━━ INFORMATION PROVIDED ━━
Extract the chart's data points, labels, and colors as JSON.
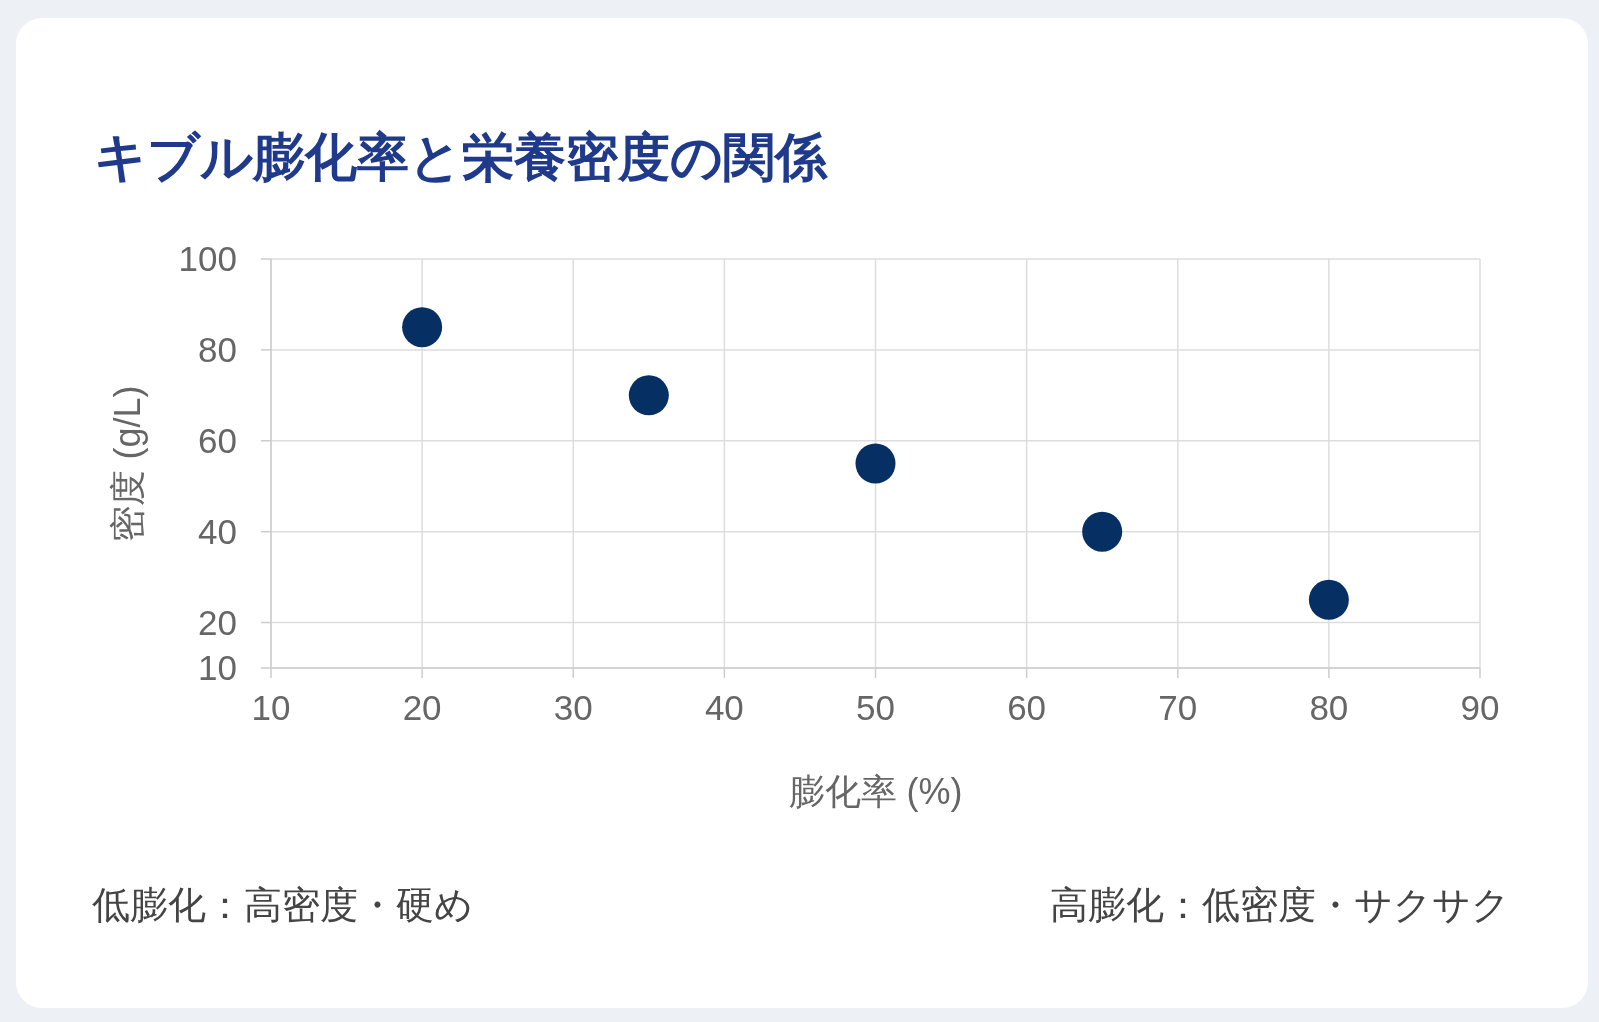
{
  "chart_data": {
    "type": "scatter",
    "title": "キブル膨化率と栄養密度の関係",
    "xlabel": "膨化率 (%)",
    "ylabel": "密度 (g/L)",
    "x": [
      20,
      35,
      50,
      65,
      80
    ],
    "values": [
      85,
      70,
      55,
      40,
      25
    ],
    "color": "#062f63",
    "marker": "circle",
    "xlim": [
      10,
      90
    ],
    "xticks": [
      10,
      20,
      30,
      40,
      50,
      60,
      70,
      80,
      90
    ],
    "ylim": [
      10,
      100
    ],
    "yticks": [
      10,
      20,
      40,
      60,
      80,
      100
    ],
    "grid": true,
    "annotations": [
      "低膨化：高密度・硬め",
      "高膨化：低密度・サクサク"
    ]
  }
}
━━━
━━ INFORMATION PROVIDED ━━
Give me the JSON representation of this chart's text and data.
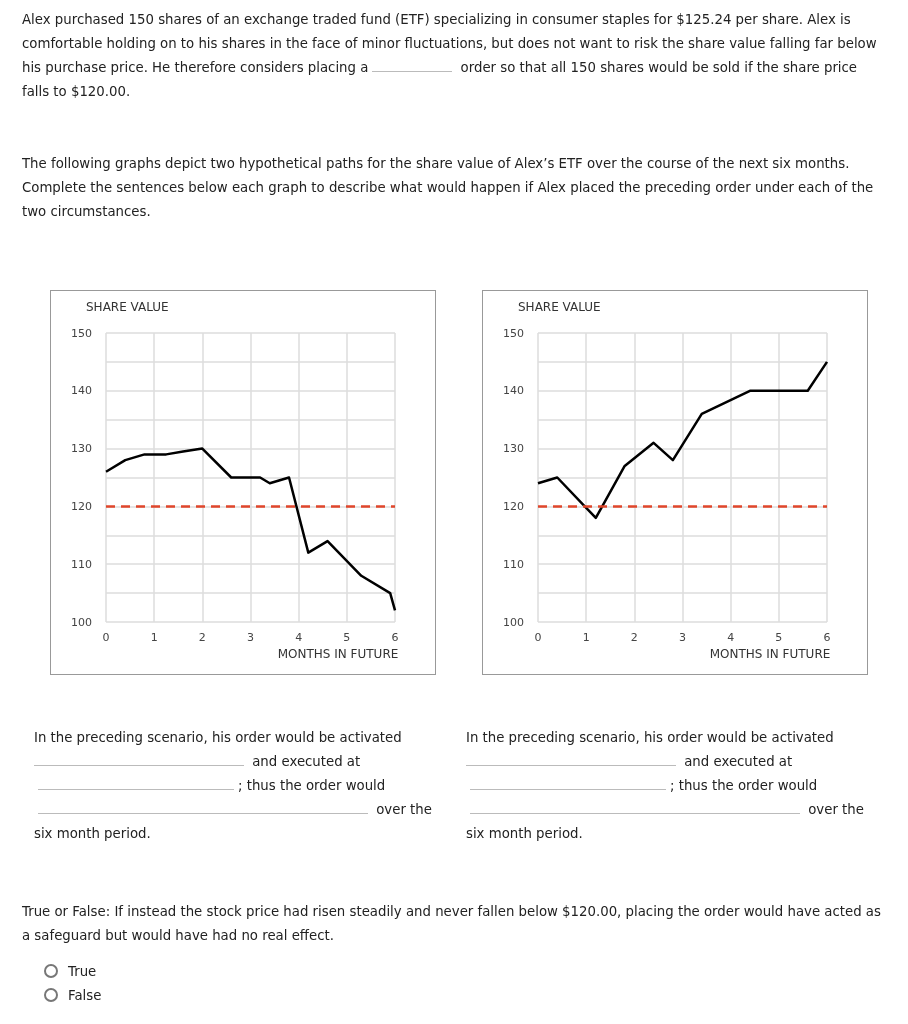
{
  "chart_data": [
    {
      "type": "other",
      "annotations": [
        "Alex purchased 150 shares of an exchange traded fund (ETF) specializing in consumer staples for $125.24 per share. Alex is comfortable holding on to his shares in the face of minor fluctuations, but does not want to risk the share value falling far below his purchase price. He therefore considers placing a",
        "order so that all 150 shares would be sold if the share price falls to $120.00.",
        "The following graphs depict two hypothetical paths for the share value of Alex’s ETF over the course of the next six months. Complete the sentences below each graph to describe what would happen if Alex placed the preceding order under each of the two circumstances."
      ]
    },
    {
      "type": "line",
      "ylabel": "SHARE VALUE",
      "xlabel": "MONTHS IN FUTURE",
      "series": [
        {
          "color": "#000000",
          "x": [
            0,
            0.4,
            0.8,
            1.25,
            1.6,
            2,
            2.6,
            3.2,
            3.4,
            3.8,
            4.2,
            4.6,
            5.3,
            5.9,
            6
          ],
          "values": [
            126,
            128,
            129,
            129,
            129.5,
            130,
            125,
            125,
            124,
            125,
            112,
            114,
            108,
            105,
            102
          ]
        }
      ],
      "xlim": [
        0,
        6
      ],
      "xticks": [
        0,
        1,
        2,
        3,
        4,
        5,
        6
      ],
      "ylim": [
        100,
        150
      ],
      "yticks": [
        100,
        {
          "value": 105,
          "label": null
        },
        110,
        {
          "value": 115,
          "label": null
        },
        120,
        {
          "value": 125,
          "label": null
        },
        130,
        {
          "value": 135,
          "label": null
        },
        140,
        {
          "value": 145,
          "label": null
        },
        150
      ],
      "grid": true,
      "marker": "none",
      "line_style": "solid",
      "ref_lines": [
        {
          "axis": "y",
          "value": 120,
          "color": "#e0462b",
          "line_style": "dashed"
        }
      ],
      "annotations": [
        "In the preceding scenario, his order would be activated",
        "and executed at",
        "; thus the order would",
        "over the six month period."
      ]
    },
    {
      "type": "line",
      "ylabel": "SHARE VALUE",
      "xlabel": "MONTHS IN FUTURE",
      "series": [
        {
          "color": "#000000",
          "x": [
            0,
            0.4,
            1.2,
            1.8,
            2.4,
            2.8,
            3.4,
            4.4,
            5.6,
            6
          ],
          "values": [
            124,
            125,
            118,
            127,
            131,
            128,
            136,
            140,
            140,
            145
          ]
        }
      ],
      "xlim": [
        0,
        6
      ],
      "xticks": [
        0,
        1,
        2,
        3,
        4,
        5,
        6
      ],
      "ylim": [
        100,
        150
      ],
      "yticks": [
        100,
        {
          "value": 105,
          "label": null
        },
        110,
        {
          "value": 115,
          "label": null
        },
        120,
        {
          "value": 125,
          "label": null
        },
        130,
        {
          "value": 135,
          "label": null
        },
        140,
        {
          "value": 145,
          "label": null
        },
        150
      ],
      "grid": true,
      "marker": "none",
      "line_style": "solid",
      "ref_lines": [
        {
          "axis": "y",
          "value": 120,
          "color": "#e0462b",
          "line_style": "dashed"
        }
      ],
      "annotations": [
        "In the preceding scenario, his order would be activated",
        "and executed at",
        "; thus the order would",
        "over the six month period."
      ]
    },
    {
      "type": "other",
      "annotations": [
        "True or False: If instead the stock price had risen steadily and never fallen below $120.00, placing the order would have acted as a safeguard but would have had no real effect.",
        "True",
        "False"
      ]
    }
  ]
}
━━━
DIRECTIONS FOR THIS TASK -
Say how many lines above hold the word "False", giving only the count.

ANSWER TO THIS EXERCISE -
2